Entries with figure data
..............................

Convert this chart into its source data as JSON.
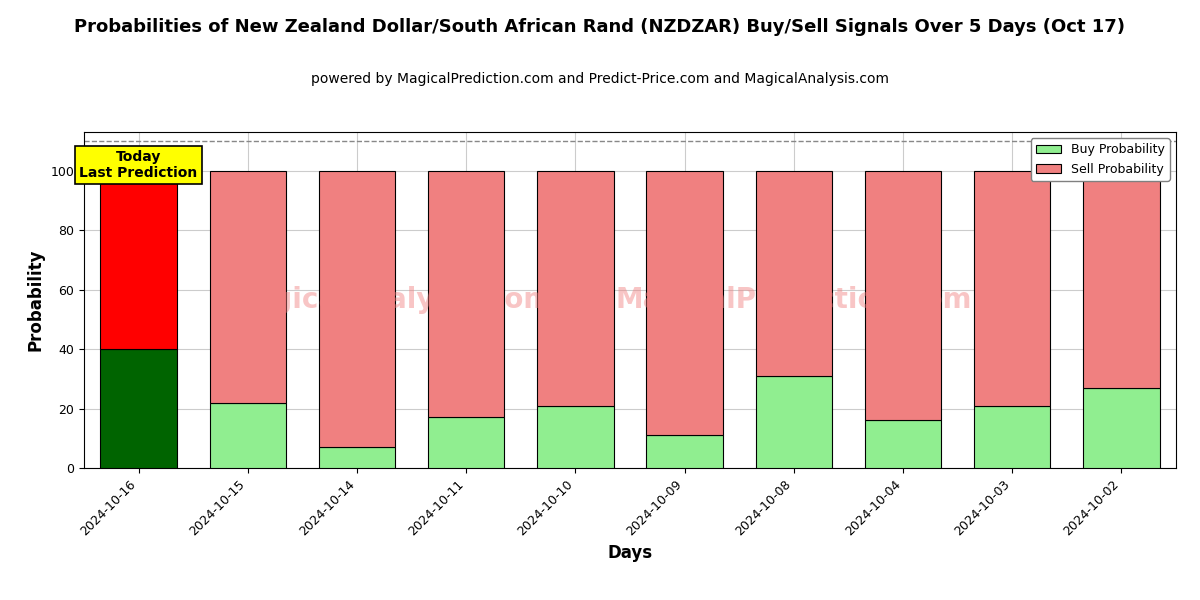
{
  "title": "Probabilities of New Zealand Dollar/South African Rand (NZDZAR) Buy/Sell Signals Over 5 Days (Oct 17)",
  "subtitle": "powered by MagicalPrediction.com and Predict-Price.com and MagicalAnalysis.com",
  "xlabel": "Days",
  "ylabel": "Probability",
  "categories": [
    "2024-10-16",
    "2024-10-15",
    "2024-10-14",
    "2024-10-11",
    "2024-10-10",
    "2024-10-09",
    "2024-10-08",
    "2024-10-04",
    "2024-10-03",
    "2024-10-02"
  ],
  "buy_values": [
    40,
    22,
    7,
    17,
    21,
    11,
    31,
    16,
    21,
    27
  ],
  "sell_values": [
    60,
    78,
    93,
    83,
    79,
    89,
    69,
    84,
    79,
    73
  ],
  "today_bar_buy_color": "#006400",
  "today_bar_sell_color": "#ff0000",
  "other_bar_buy_color": "#90EE90",
  "other_bar_sell_color": "#F08080",
  "bar_edge_color": "#000000",
  "bar_width": 0.7,
  "ylim": [
    0,
    113
  ],
  "yticks": [
    0,
    20,
    40,
    60,
    80,
    100
  ],
  "dashed_line_y": 110,
  "dashed_line_color": "#888888",
  "grid_color": "#cccccc",
  "legend_buy_color": "#90EE90",
  "legend_sell_color": "#F08080",
  "today_label": "Today\nLast Prediction",
  "today_label_bg": "#ffff00",
  "watermark_text1": "MagicalAnalysis.com",
  "watermark_text2": "MagicalPrediction.com",
  "watermark_color": "#F08080",
  "watermark_alpha": 0.45,
  "title_fontsize": 13,
  "subtitle_fontsize": 10,
  "axis_label_fontsize": 12,
  "tick_fontsize": 9
}
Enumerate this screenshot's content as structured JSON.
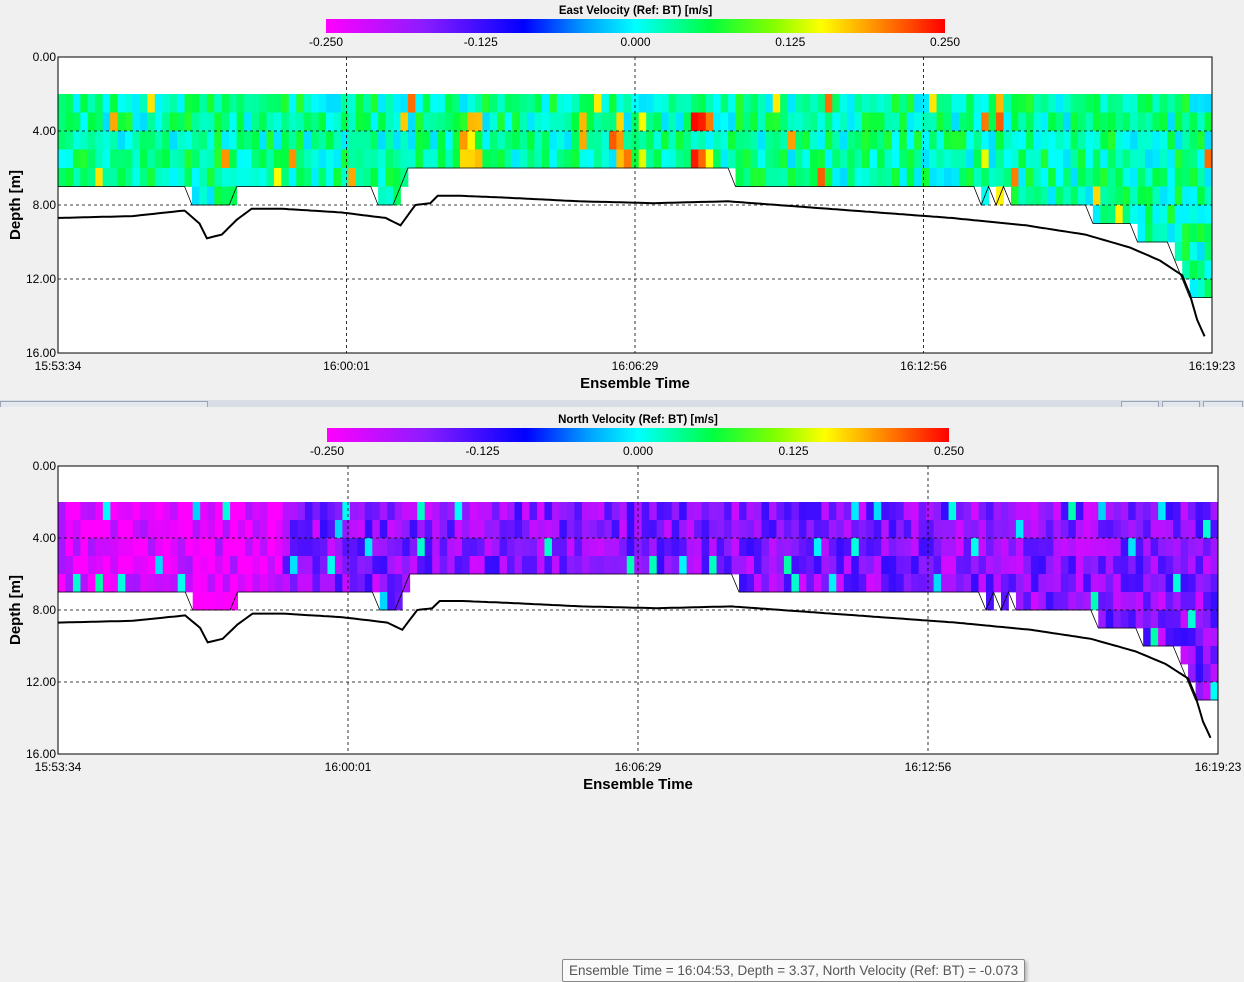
{
  "chart_data": [
    {
      "type": "heatmap",
      "title": "East Velocity (Ref: BT) [m/s]",
      "xlabel": "Ensemble Time",
      "ylabel": "Depth [m]",
      "x_ticks": [
        "15:53:34",
        "16:00:01",
        "16:06:29",
        "16:12:56",
        "16:19:23"
      ],
      "y_ticks": [
        "0.00",
        "4.00",
        "8.00",
        "12.00",
        "16.00"
      ],
      "ylim": [
        0,
        16
      ],
      "colorbar": {
        "ticks": [
          "-0.250",
          "-0.125",
          "0.000",
          "0.125",
          "0.250"
        ],
        "range": [
          -0.25,
          0.25
        ]
      },
      "grid": true,
      "cell_depth_top": 2,
      "cell_size_m": 1,
      "ensembles": 155,
      "last_valid_bin": [
        {
          "ens": 0,
          "depth": 7
        },
        {
          "ens": 17,
          "depth": 7
        },
        {
          "ens": 18,
          "depth": 8
        },
        {
          "ens": 23,
          "depth": 8
        },
        {
          "ens": 24,
          "depth": 7
        },
        {
          "ens": 42,
          "depth": 7
        },
        {
          "ens": 43,
          "depth": 8
        },
        {
          "ens": 45,
          "depth": 8
        },
        {
          "ens": 46,
          "depth": 7
        },
        {
          "ens": 47,
          "depth": 6
        },
        {
          "ens": 90,
          "depth": 6
        },
        {
          "ens": 91,
          "depth": 7
        },
        {
          "ens": 123,
          "depth": 7
        },
        {
          "ens": 124,
          "depth": 8
        },
        {
          "ens": 125,
          "depth": 7
        },
        {
          "ens": 126,
          "depth": 8
        },
        {
          "ens": 127,
          "depth": 7
        },
        {
          "ens": 128,
          "depth": 8
        },
        {
          "ens": 138,
          "depth": 8
        },
        {
          "ens": 139,
          "depth": 9
        },
        {
          "ens": 144,
          "depth": 9
        },
        {
          "ens": 145,
          "depth": 10
        },
        {
          "ens": 149,
          "depth": 10
        },
        {
          "ens": 150,
          "depth": 11
        },
        {
          "ens": 151,
          "depth": 12
        },
        {
          "ens": 152,
          "depth": 13
        },
        {
          "ens": 154,
          "depth": 13
        }
      ],
      "bottom_track": [
        {
          "ens": 0,
          "depth": 8.7
        },
        {
          "ens": 10,
          "depth": 8.6
        },
        {
          "ens": 17,
          "depth": 8.3
        },
        {
          "ens": 19,
          "depth": 9.0
        },
        {
          "ens": 20,
          "depth": 9.8
        },
        {
          "ens": 22,
          "depth": 9.6
        },
        {
          "ens": 24,
          "depth": 8.8
        },
        {
          "ens": 26,
          "depth": 8.2
        },
        {
          "ens": 30,
          "depth": 8.2
        },
        {
          "ens": 38,
          "depth": 8.4
        },
        {
          "ens": 44,
          "depth": 8.7
        },
        {
          "ens": 46,
          "depth": 9.1
        },
        {
          "ens": 48,
          "depth": 8.0
        },
        {
          "ens": 50,
          "depth": 7.9
        },
        {
          "ens": 51,
          "depth": 7.5
        },
        {
          "ens": 54,
          "depth": 7.5
        },
        {
          "ens": 60,
          "depth": 7.6
        },
        {
          "ens": 70,
          "depth": 7.8
        },
        {
          "ens": 80,
          "depth": 7.9
        },
        {
          "ens": 90,
          "depth": 7.8
        },
        {
          "ens": 100,
          "depth": 8.1
        },
        {
          "ens": 110,
          "depth": 8.4
        },
        {
          "ens": 120,
          "depth": 8.7
        },
        {
          "ens": 130,
          "depth": 9.1
        },
        {
          "ens": 138,
          "depth": 9.6
        },
        {
          "ens": 144,
          "depth": 10.3
        },
        {
          "ens": 148,
          "depth": 11.0
        },
        {
          "ens": 151,
          "depth": 11.8
        },
        {
          "ens": 152,
          "depth": 12.8
        },
        {
          "ens": 153,
          "depth": 14.2
        },
        {
          "ens": 154,
          "depth": 15.1
        }
      ],
      "field": {
        "mean": 0.03,
        "spread": 0.045,
        "hot_spots": [
          {
            "ens": 55,
            "depth": 4.5,
            "value": 0.2
          },
          {
            "ens": 75,
            "depth": 5.5,
            "value": 0.22
          },
          {
            "ens": 86,
            "depth": 4.5,
            "value": 0.25
          }
        ]
      }
    },
    {
      "type": "heatmap",
      "title": "North Velocity (Ref: BT) [m/s]",
      "xlabel": "Ensemble Time",
      "ylabel": "Depth [m]",
      "x_ticks": [
        "15:53:34",
        "16:00:01",
        "16:06:29",
        "16:12:56",
        "16:19:23"
      ],
      "y_ticks": [
        "0.00",
        "4.00",
        "8.00",
        "12.00",
        "16.00"
      ],
      "ylim": [
        0,
        16
      ],
      "colorbar": {
        "ticks": [
          "-0.250",
          "-0.125",
          "0.000",
          "0.125",
          "0.250"
        ],
        "range": [
          -0.25,
          0.25
        ]
      },
      "grid": true,
      "cell_depth_top": 2,
      "cell_size_m": 1,
      "ensembles": 155,
      "field": {
        "mean": -0.17,
        "spread": 0.05,
        "low_region_end_ens": 30,
        "low_region_mean": -0.235
      },
      "tooltip": "Ensemble Time = 16:04:53, Depth  = 3.37, North Velocity (Ref: BT)  = -0.073"
    }
  ]
}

..............................

— THE EXERCISE —
Leave out the pictures and give the rest of the records again exactly.

— ANSWER TO THE TASK —
Convert this chart into its source data as JSON.
{
  "title": "Probabilities of New Zealand Dollar/South African Rand (NZDZAR) Buy/Sell Signals Over 5 Days (Oct 17)",
  "subtitle": "powered by MagicalPrediction.com and Predict-Price.com and MagicalAnalysis.com",
  "xlabel": "Days",
  "ylabel": "Probability",
  "categories": [
    "2024-10-16",
    "2024-10-15",
    "2024-10-14",
    "2024-10-11",
    "2024-10-10",
    "2024-10-09",
    "2024-10-08",
    "2024-10-04",
    "2024-10-03",
    "2024-10-02"
  ],
  "buy_values": [
    40,
    22,
    7,
    17,
    21,
    11,
    31,
    16,
    21,
    27
  ],
  "sell_values": [
    60,
    78,
    93,
    83,
    79,
    89,
    69,
    84,
    79,
    73
  ],
  "today_bar_buy_color": "#006400",
  "today_bar_sell_color": "#ff0000",
  "other_bar_buy_color": "#90EE90",
  "other_bar_sell_color": "#F08080",
  "bar_edge_color": "#000000",
  "bar_width": 0.7,
  "ylim": [
    0,
    113
  ],
  "yticks": [
    0,
    20,
    40,
    60,
    80,
    100
  ],
  "dashed_line_y": 110,
  "dashed_line_color": "#888888",
  "grid_color": "#cccccc",
  "legend_buy_color": "#90EE90",
  "legend_sell_color": "#F08080",
  "today_label": "Today\nLast Prediction",
  "today_label_bg": "#ffff00",
  "watermark_text1": "MagicalAnalysis.com",
  "watermark_text2": "MagicalPrediction.com",
  "watermark_color": "#F08080",
  "watermark_alpha": 0.45,
  "title_fontsize": 13,
  "subtitle_fontsize": 10,
  "axis_label_fontsize": 12,
  "tick_fontsize": 9
}
Enumerate this screenshot's content as structured JSON.
{
  "chart_data": [
    {
      "type": "heatmap",
      "title": "East Velocity (Ref: BT) [m/s]",
      "xlabel": "Ensemble Time",
      "ylabel": "Depth [m]",
      "x_ticks": [
        "15:53:34",
        "16:00:01",
        "16:06:29",
        "16:12:56",
        "16:19:23"
      ],
      "y_ticks": [
        "0.00",
        "4.00",
        "8.00",
        "12.00",
        "16.00"
      ],
      "ylim": [
        0,
        16
      ],
      "colorbar": {
        "ticks": [
          "-0.250",
          "-0.125",
          "0.000",
          "0.125",
          "0.250"
        ],
        "range": [
          -0.25,
          0.25
        ]
      },
      "grid": true,
      "cell_depth_top": 2,
      "cell_size_m": 1,
      "ensembles": 155,
      "last_valid_bin": [
        {
          "ens": 0,
          "depth": 7
        },
        {
          "ens": 17,
          "depth": 7
        },
        {
          "ens": 18,
          "depth": 8
        },
        {
          "ens": 23,
          "depth": 8
        },
        {
          "ens": 24,
          "depth": 7
        },
        {
          "ens": 42,
          "depth": 7
        },
        {
          "ens": 43,
          "depth": 8
        },
        {
          "ens": 45,
          "depth": 8
        },
        {
          "ens": 46,
          "depth": 7
        },
        {
          "ens": 47,
          "depth": 6
        },
        {
          "ens": 90,
          "depth": 6
        },
        {
          "ens": 91,
          "depth": 7
        },
        {
          "ens": 123,
          "depth": 7
        },
        {
          "ens": 124,
          "depth": 8
        },
        {
          "ens": 125,
          "depth": 7
        },
        {
          "ens": 126,
          "depth": 8
        },
        {
          "ens": 127,
          "depth": 7
        },
        {
          "ens": 128,
          "depth": 8
        },
        {
          "ens": 138,
          "depth": 8
        },
        {
          "ens": 139,
          "depth": 9
        },
        {
          "ens": 144,
          "depth": 9
        },
        {
          "ens": 145,
          "depth": 10
        },
        {
          "ens": 149,
          "depth": 10
        },
        {
          "ens": 150,
          "depth": 11
        },
        {
          "ens": 151,
          "depth": 12
        },
        {
          "ens": 152,
          "depth": 13
        },
        {
          "ens": 154,
          "depth": 13
        }
      ],
      "bottom_track": [
        {
          "ens": 0,
          "depth": 8.7
        },
        {
          "ens": 10,
          "depth": 8.6
        },
        {
          "ens": 17,
          "depth": 8.3
        },
        {
          "ens": 19,
          "depth": 9.0
        },
        {
          "ens": 20,
          "depth": 9.8
        },
        {
          "ens": 22,
          "depth": 9.6
        },
        {
          "ens": 24,
          "depth": 8.8
        },
        {
          "ens": 26,
          "depth": 8.2
        },
        {
          "ens": 30,
          "depth": 8.2
        },
        {
          "ens": 38,
          "depth": 8.4
        },
        {
          "ens": 44,
          "depth": 8.7
        },
        {
          "ens": 46,
          "depth": 9.1
        },
        {
          "ens": 48,
          "depth": 8.0
        },
        {
          "ens": 50,
          "depth": 7.9
        },
        {
          "ens": 51,
          "depth": 7.5
        },
        {
          "ens": 54,
          "depth": 7.5
        },
        {
          "ens": 60,
          "depth": 7.6
        },
        {
          "ens": 70,
          "depth": 7.8
        },
        {
          "ens": 80,
          "depth": 7.9
        },
        {
          "ens": 90,
          "depth": 7.8
        },
        {
          "ens": 100,
          "depth": 8.1
        },
        {
          "ens": 110,
          "depth": 8.4
        },
        {
          "ens": 120,
          "depth": 8.7
        },
        {
          "ens": 130,
          "depth": 9.1
        },
        {
          "ens": 138,
          "depth": 9.6
        },
        {
          "ens": 144,
          "depth": 10.3
        },
        {
          "ens": 148,
          "depth": 11.0
        },
        {
          "ens": 151,
          "depth": 11.8
        },
        {
          "ens": 152,
          "depth": 12.8
        },
        {
          "ens": 153,
          "depth": 14.2
        },
        {
          "ens": 154,
          "depth": 15.1
        }
      ],
      "field": {
        "mean": 0.03,
        "spread": 0.045,
        "hot_spots": [
          {
            "ens": 55,
            "depth": 4.5,
            "value": 0.2
          },
          {
            "ens": 75,
            "depth": 5.5,
            "value": 0.22
          },
          {
            "ens": 86,
            "depth": 4.5,
            "value": 0.25
          }
        ]
      }
    },
    {
      "type": "heatmap",
      "title": "North Velocity (Ref: BT) [m/s]",
      "xlabel": "Ensemble Time",
      "ylabel": "Depth [m]",
      "x_ticks": [
        "15:53:34",
        "16:00:01",
        "16:06:29",
        "16:12:56",
        "16:19:23"
      ],
      "y_ticks": [
        "0.00",
        "4.00",
        "8.00",
        "12.00",
        "16.00"
      ],
      "ylim": [
        0,
        16
      ],
      "colorbar": {
        "ticks": [
          "-0.250",
          "-0.125",
          "0.000",
          "0.125",
          "0.250"
        ],
        "range": [
          -0.25,
          0.25
        ]
      },
      "grid": true,
      "cell_depth_top": 2,
      "cell_size_m": 1,
      "ensembles": 155,
      "field": {
        "mean": -0.17,
        "spread": 0.05,
        "low_region_end_ens": 30,
        "low_region_mean": -0.235
      },
      "tooltip": "Ensemble Time = 16:04:53, Depth  = 3.37, North Velocity (Ref: BT)  = -0.073"
    }
  ]
}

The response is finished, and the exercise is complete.